Instructions for the task:
Look below and pull out each line with the word "ylabel".

Dataset entries:
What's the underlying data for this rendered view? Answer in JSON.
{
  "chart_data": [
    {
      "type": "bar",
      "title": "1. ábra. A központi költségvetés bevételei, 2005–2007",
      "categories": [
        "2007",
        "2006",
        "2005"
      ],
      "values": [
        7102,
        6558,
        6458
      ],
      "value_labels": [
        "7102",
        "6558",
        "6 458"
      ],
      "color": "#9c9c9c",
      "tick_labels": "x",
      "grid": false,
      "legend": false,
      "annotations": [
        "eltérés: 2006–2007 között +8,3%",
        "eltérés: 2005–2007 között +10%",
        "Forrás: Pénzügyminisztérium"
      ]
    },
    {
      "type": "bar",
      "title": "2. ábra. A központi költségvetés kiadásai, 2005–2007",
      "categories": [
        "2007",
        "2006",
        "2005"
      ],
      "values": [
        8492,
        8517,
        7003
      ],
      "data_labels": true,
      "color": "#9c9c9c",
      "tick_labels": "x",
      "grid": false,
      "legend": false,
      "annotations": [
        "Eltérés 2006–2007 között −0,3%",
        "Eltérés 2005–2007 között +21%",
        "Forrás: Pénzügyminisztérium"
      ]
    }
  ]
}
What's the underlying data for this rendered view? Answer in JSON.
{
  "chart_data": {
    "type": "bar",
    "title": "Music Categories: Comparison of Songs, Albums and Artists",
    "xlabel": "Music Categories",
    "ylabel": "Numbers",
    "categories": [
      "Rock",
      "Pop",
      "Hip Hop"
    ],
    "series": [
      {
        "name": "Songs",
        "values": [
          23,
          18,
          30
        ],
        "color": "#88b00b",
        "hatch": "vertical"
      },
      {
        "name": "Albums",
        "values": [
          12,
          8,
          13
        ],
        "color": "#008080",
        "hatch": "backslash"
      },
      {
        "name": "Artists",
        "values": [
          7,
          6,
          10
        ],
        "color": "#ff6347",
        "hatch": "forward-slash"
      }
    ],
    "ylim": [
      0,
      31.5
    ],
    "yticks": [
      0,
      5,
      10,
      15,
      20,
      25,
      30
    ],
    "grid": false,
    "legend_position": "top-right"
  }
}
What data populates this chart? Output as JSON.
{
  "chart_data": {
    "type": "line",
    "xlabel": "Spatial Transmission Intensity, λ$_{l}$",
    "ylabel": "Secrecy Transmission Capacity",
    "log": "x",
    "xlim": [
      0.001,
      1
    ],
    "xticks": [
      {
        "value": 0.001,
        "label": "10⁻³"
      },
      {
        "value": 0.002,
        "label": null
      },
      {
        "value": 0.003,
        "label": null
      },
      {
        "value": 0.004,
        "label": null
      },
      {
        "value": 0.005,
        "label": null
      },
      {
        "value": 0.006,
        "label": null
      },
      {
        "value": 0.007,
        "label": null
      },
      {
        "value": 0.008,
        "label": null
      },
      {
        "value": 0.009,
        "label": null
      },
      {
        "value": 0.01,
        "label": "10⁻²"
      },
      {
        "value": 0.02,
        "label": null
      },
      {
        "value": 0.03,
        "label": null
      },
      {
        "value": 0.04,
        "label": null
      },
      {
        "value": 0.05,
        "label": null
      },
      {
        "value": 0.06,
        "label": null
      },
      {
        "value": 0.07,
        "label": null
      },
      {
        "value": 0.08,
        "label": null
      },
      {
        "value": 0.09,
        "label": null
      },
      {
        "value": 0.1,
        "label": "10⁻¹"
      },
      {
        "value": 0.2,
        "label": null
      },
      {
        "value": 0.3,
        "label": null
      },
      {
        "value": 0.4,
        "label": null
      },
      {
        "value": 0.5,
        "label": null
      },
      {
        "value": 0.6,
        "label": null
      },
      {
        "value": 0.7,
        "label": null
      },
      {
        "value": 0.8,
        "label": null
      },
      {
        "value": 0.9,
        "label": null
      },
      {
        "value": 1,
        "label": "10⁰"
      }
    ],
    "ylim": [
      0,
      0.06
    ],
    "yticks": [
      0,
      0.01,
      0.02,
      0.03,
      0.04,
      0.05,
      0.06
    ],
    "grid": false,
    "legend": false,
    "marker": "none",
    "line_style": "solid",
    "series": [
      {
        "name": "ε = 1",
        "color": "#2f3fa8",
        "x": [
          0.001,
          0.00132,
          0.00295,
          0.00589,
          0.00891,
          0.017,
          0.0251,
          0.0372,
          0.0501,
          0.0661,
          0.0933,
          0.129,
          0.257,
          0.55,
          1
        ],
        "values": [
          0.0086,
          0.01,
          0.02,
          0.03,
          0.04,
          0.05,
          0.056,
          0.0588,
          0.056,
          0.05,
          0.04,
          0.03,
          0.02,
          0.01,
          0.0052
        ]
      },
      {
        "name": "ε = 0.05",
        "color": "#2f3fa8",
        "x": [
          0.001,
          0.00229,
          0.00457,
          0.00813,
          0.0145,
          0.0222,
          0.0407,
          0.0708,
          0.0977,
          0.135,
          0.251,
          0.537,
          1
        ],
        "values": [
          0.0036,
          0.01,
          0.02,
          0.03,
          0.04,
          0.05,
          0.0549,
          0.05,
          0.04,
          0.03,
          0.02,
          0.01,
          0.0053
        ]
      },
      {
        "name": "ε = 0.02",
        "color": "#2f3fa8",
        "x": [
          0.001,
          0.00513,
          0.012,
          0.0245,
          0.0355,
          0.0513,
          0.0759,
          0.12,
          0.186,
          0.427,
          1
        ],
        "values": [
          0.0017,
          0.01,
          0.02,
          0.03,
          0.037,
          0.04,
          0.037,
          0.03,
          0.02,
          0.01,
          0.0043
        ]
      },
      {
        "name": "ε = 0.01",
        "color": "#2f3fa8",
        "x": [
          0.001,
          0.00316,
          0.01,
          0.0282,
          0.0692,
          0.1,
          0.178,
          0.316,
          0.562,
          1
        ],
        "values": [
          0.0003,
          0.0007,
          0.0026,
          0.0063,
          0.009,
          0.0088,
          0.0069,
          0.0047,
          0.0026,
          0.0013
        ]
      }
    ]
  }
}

Solution to the exercise:
    "ylabel": "Numbers",
    "ylabel": "Secrecy Transmission Capacity",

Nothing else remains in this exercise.